PROBLEM DETAILS>
Print the records below exactly; all of them are needed.

Records from a dataset>
*** Block opens ***
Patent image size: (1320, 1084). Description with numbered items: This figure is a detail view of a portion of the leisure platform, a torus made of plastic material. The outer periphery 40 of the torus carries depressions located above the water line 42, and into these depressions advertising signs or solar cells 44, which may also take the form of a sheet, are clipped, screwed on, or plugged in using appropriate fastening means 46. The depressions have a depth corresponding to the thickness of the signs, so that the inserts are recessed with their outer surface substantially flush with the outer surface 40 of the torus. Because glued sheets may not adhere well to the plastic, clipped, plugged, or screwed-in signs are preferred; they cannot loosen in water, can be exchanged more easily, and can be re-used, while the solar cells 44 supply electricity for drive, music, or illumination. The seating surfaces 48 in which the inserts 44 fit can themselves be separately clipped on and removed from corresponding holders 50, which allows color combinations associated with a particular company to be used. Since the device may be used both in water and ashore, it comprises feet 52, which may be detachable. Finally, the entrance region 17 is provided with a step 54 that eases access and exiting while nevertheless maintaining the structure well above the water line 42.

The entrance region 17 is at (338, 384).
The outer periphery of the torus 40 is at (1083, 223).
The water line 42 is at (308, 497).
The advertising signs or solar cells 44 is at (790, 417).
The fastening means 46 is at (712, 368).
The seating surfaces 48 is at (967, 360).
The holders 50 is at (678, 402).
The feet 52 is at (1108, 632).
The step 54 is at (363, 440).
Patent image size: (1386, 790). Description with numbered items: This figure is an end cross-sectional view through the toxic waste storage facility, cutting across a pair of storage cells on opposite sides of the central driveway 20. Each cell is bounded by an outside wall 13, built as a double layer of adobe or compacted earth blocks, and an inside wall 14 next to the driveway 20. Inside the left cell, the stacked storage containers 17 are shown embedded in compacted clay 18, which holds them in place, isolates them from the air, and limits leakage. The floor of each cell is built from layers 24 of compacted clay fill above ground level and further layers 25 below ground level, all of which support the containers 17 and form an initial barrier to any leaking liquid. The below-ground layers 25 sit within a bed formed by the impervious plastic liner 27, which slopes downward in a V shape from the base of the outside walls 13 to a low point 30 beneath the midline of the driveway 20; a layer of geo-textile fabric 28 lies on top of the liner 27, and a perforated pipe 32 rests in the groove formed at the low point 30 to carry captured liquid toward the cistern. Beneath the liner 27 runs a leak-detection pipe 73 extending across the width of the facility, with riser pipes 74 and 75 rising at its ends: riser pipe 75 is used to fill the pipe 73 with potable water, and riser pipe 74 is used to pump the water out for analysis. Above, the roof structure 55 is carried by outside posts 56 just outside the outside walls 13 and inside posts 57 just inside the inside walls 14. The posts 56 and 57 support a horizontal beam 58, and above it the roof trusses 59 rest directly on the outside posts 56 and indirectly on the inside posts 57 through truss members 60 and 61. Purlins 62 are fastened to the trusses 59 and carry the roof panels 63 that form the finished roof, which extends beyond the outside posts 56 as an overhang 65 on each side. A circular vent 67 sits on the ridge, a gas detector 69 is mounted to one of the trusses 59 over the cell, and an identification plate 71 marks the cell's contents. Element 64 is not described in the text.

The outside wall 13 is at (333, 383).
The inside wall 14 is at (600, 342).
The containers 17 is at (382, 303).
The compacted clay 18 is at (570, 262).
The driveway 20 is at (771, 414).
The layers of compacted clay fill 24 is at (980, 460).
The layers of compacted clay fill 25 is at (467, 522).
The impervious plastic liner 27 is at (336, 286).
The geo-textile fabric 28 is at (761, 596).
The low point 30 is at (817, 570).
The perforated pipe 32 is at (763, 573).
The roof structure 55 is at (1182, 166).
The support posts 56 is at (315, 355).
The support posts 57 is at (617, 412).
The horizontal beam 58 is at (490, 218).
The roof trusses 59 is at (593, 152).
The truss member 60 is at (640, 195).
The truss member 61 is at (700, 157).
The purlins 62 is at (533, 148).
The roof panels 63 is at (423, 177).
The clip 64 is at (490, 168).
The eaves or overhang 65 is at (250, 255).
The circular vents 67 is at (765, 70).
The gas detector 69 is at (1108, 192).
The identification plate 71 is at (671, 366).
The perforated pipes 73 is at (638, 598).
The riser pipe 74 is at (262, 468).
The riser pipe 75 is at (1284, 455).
*** Block closes ***
ANSWER TO THE PROBLEM>
Patent image size: (1320, 1084). Description with numbered items: This figure is a detail view of a portion of the leisure platform, a torus made of plastic material. The outer periphery 40 of the torus carries depressions located above the water line 42, and into these depressions advertising signs or solar cells 44, which may also take the form of a sheet, are clipped, screwed on, or plugged in using appropriate fastening means 46. The depressions have a depth corresponding to the thickness of the signs, so that the inserts are recessed with their outer surface substantially flush with the outer surface 40 of the torus. Because glued sheets may not adhere well to the plastic, clipped, plugged, or screwed-in signs are preferred; they cannot loosen in water, can be exchanged more easily, and can be re-used, while the solar cells 44 supply electricity for drive, music, or illumination. The seating surfaces 48 in which the inserts 44 fit can themselves be separately clipped on and removed from corresponding holders 50, which allows color combinations associated with a particular company to be used. Since the device may be used both in water and ashore, it comprises feet 52, which may be detachable. Finally, the entrance region 17 is provided with a step 54 that eases access and exiting while nevertheless maintaining the structure well above the water line 42.

The entrance region 17 is at (338, 384).
The outer periphery of the torus 40 is at (1083, 223).
The water line 42 is at (308, 497).
The advertising signs or solar cells 44 is at (790, 417).
The fastening means 46 is at (712, 368).
The seating surfaces 48 is at (967, 360).
The holders 50 is at (678, 402).
The feet 52 is at (1108, 632).
The step 54 is at (363, 440).
Patent image size: (1386, 790). Description with numbered items: This figure is an end cross-sectional view through the toxic waste storage facility, cutting across a pair of storage cells on opposite sides of the central driveway 20. Each cell is bounded by an outside wall 13, built as a double layer of adobe or compacted earth blocks, and an inside wall 14 next to the driveway 20. Inside the left cell, the stacked storage containers 17 are shown embedded in compacted clay 18, which holds them in place, isolates them from the air, and limits leakage. The floor of each cell is built from layers 24 of compacted clay fill above ground level and further layers 25 below ground level, all of which support the containers 17 and form an initial barrier to any leaking liquid. The below-ground layers 25 sit within a bed formed by the impervious plastic liner 27, which slopes downward in a V shape from the base of the outside walls 13 to a low point 30 beneath the midline of the driveway 20; a layer of geo-textile fabric 28 lies on top of the liner 27, and a perforated pipe 32 rests in the groove formed at the low point 30 to carry captured liquid toward the cistern. Beneath the liner 27 runs a leak-detection pipe 73 extending across the width of the facility, with riser pipes 74 and 75 rising at its ends: riser pipe 75 is used to fill the pipe 73 with potable water, and riser pipe 74 is used to pump the water out for analysis. Above, the roof structure 55 is carried by outside posts 56 just outside the outside walls 13 and inside posts 57 just inside the inside walls 14. The posts 56 and 57 support a horizontal beam 58, and above it the roof trusses 59 rest directly on the outside posts 56 and indirectly on the inside posts 57 through truss members 60 and 61. Purlins 62 are fastened to the trusses 59 and carry the roof panels 63 that form the finished roof, which extends beyond the outside posts 56 as an overhang 65 on each side. A circular vent 67 sits on the ridge, a gas detector 69 is mounted to one of the trusses 59 over the cell, and an identification plate 71 marks the cell's contents. Element 64 is not described in the text.

The outside wall 13 is at (333, 383).
The inside wall 14 is at (600, 342).
The containers 17 is at (382, 303).
The compacted clay 18 is at (570, 262).
The driveway 20 is at (771, 414).
The layers of compacted clay fill 24 is at (980, 460).
The layers of compacted clay fill 25 is at (467, 522).
The impervious plastic liner 27 is at (336, 286).
The geo-textile fabric 28 is at (761, 596).
The low point 30 is at (817, 570).
The perforated pipe 32 is at (763, 573).
The roof structure 55 is at (1182, 166).
The support posts 56 is at (315, 355).
The support posts 57 is at (617, 412).
The horizontal beam 58 is at (490, 218).
The roof trusses 59 is at (593, 152).
The truss member 60 is at (640, 195).
The truss member 61 is at (700, 157).
The purlins 62 is at (533, 148).
The roof panels 63 is at (423, 177).
The clip 64 is at (490, 168).
The eaves or overhang 65 is at (250, 255).
The circular vents 67 is at (765, 70).
The gas detector 69 is at (1108, 192).
The identification plate 71 is at (671, 366).
The perforated pipes 73 is at (638, 598).
The riser pipe 74 is at (262, 468).
The riser pipe 75 is at (1284, 455).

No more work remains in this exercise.